Listed records:
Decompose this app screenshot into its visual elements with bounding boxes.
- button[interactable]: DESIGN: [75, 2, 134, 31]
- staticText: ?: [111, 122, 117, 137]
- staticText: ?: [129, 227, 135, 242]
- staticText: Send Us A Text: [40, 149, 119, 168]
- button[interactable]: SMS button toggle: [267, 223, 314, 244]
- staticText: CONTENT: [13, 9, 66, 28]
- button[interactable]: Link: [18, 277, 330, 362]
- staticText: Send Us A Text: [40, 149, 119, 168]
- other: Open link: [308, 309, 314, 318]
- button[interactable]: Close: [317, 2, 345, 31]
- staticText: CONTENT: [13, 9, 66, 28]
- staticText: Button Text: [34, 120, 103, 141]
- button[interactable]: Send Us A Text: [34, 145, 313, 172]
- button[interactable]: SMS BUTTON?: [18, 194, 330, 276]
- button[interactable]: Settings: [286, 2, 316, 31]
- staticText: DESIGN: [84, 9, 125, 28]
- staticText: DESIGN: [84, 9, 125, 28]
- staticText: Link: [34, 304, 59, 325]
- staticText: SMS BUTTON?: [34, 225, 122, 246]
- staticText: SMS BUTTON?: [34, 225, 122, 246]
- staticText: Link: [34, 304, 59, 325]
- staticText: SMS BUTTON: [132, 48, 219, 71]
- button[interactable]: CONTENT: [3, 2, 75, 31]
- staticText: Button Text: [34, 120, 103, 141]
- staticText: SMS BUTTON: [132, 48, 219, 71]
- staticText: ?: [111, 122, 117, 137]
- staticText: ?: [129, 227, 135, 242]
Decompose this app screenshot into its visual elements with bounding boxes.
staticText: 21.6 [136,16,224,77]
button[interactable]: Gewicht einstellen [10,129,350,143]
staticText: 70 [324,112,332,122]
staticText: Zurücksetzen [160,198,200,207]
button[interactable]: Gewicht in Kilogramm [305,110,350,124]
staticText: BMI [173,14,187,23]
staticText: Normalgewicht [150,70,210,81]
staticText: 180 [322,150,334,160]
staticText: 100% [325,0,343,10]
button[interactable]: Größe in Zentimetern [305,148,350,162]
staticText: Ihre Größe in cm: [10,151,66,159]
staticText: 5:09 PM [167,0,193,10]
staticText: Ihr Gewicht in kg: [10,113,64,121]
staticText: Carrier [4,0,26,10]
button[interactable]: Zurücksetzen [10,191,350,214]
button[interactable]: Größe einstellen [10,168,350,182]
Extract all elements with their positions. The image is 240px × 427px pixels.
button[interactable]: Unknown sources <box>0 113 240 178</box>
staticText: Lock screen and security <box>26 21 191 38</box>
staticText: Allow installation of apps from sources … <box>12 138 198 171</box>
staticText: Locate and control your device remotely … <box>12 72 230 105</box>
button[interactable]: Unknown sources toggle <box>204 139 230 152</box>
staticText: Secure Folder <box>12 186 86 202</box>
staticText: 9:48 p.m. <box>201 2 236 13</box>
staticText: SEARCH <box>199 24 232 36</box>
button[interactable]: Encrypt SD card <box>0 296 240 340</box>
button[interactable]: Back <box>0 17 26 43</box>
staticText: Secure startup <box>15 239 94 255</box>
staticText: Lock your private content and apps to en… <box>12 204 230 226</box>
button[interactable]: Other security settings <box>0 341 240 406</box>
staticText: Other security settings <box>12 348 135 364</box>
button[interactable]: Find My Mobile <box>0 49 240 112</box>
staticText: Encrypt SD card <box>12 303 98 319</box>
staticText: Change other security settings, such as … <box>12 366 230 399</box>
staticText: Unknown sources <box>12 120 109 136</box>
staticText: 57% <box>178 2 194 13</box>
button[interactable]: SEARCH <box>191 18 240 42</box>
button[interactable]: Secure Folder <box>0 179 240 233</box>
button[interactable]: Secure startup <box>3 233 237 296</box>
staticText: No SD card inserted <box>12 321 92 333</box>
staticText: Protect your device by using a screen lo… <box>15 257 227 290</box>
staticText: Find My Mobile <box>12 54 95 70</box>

What is needed: Locate every line in the items above that contains the string "Secure", and copy each of those lines.

Answer for this exercise:
staticText: Secure Folder <box>12 186 86 202</box>
staticText: Secure startup <box>15 239 94 255</box>
button[interactable]: Secure Folder <box>0 179 240 233</box>
button[interactable]: Secure startup <box>3 233 237 296</box>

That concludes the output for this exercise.